Written instruction:
Restate each of the lines given below, word for word.

___ Data listing ___

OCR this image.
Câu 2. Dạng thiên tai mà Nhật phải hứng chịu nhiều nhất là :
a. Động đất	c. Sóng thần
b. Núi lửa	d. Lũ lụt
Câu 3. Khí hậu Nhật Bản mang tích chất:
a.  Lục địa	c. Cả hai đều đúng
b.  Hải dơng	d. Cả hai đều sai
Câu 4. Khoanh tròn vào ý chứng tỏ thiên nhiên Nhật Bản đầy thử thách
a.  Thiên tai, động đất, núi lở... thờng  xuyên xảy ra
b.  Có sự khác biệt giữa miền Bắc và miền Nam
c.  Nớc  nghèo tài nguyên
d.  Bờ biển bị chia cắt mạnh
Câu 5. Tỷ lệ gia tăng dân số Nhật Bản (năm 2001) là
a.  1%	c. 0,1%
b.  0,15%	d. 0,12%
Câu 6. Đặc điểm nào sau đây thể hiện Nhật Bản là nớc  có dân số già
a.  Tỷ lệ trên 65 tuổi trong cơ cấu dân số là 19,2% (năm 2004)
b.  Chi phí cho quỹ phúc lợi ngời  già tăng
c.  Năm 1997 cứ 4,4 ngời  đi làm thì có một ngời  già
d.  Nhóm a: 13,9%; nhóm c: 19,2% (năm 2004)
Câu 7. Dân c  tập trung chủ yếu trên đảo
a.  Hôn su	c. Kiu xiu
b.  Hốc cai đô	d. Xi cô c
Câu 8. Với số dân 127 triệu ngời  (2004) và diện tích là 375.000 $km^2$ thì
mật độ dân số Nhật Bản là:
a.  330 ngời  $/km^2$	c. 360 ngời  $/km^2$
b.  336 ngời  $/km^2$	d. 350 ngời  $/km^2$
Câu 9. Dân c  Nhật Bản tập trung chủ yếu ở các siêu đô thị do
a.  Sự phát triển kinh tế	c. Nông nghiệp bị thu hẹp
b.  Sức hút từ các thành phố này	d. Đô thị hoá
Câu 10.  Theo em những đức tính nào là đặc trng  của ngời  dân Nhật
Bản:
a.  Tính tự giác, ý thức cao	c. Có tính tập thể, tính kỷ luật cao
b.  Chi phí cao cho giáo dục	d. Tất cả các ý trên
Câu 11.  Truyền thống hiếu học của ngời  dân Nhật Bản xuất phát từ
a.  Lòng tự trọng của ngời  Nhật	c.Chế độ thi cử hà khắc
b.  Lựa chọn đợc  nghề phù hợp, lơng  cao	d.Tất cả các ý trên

___

The response:
OCR this image.
Câu 2. Dạng thiên tai mà Nhật phải hứng chịu nhiều nhất là :
a. Động đất	c. Sóng thần
b. Núi lửa	d. Lũ lụt
Câu 3. Khí hậu Nhật Bản mang tích chất:
a.  Lục địa	c. Cả hai đều đúng
b.  Hải dơng	d. Cả hai đều sai
Câu 4. Khoanh tròn vào ý chứng tỏ thiên nhiên Nhật Bản đầy thử thách
a.  Thiên tai, động đất, núi lở... thờng  xuyên xảy ra
b.  Có sự khác biệt giữa miền Bắc và miền Nam
c.  Nớc  nghèo tài nguyên
d.  Bờ biển bị chia cắt mạnh
Câu 5. Tỷ lệ gia tăng dân số Nhật Bản (năm 2001) là
a.  1%	c. 0,1%
b.  0,15%	d. 0,12%
Câu 6. Đặc điểm nào sau đây thể hiện Nhật Bản là nớc  có dân số già
a.  Tỷ lệ trên 65 tuổi trong cơ cấu dân số là 19,2% (năm 2004)
b.  Chi phí cho quỹ phúc lợi ngời  già tăng
c.  Năm 1997 cứ 4,4 ngời  đi làm thì có một ngời  già
d.  Nhóm a: 13,9%; nhóm c: 19,2% (năm 2004)
Câu 7. Dân c  tập trung chủ yếu trên đảo
a.  Hôn su	c. Kiu xiu
b.  Hốc cai đô	d. Xi cô c
Câu 8. Với số dân 127 triệu ngời  (2004) và diện tích là 375.000 $km^2$ thì
mật độ dân số Nhật Bản là:
a.  330 ngời  $/km^2$	c. 360 ngời  $/km^2$
b.  336 ngời  $/km^2$	d. 350 ngời  $/km^2$
Câu 9. Dân c  Nhật Bản tập trung chủ yếu ở các siêu đô thị do
a.  Sự phát triển kinh tế	c. Nông nghiệp bị thu hẹp
b.  Sức hút từ các thành phố này	d. Đô thị hoá
Câu 10.  Theo em những đức tính nào là đặc trng  của ngời  dân Nhật
Bản:
a.  Tính tự giác, ý thức cao	c. Có tính tập thể, tính kỷ luật cao
b.  Chi phí cao cho giáo dục	d. Tất cả các ý trên
Câu 11.  Truyền thống hiếu học của ngời  dân Nhật Bản xuất phát từ
a.  Lòng tự trọng của ngời  Nhật	c.Chế độ thi cử hà khắc
b.  Lựa chọn đợc  nghề phù hợp, lơng  cao	d.Tất cả các ý trên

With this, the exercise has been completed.